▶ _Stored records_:
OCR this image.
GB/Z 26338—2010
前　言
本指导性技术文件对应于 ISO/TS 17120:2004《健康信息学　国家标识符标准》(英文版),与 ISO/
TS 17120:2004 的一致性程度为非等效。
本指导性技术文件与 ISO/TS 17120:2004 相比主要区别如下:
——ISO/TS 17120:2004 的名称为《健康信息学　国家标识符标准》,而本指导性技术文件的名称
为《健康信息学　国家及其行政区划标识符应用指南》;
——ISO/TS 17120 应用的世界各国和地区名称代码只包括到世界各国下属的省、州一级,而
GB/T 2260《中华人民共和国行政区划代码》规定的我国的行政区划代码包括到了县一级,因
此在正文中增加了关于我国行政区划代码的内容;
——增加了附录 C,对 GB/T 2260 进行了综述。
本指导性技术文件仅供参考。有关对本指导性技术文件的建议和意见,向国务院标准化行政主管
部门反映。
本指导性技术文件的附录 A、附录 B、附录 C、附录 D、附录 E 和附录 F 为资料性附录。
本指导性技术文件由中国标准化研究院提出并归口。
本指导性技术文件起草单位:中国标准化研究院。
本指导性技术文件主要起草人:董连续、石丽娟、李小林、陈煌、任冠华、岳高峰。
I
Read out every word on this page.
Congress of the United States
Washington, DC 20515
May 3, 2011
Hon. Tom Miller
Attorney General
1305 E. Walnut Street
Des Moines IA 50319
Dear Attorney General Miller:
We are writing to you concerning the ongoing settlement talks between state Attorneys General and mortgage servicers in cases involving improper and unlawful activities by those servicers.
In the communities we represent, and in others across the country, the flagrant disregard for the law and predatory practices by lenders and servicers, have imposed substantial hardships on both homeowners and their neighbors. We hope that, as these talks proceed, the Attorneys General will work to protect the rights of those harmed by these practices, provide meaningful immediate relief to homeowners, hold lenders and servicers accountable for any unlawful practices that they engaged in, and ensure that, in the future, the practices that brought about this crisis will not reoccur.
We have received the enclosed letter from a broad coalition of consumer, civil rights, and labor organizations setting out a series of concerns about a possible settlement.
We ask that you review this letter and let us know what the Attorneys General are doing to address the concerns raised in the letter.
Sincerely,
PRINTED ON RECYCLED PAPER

▶ _Given task_:
Tally the lines of the listing in which the word "Miller" occurs, and state the total alone.

▶ _Finished task_:
2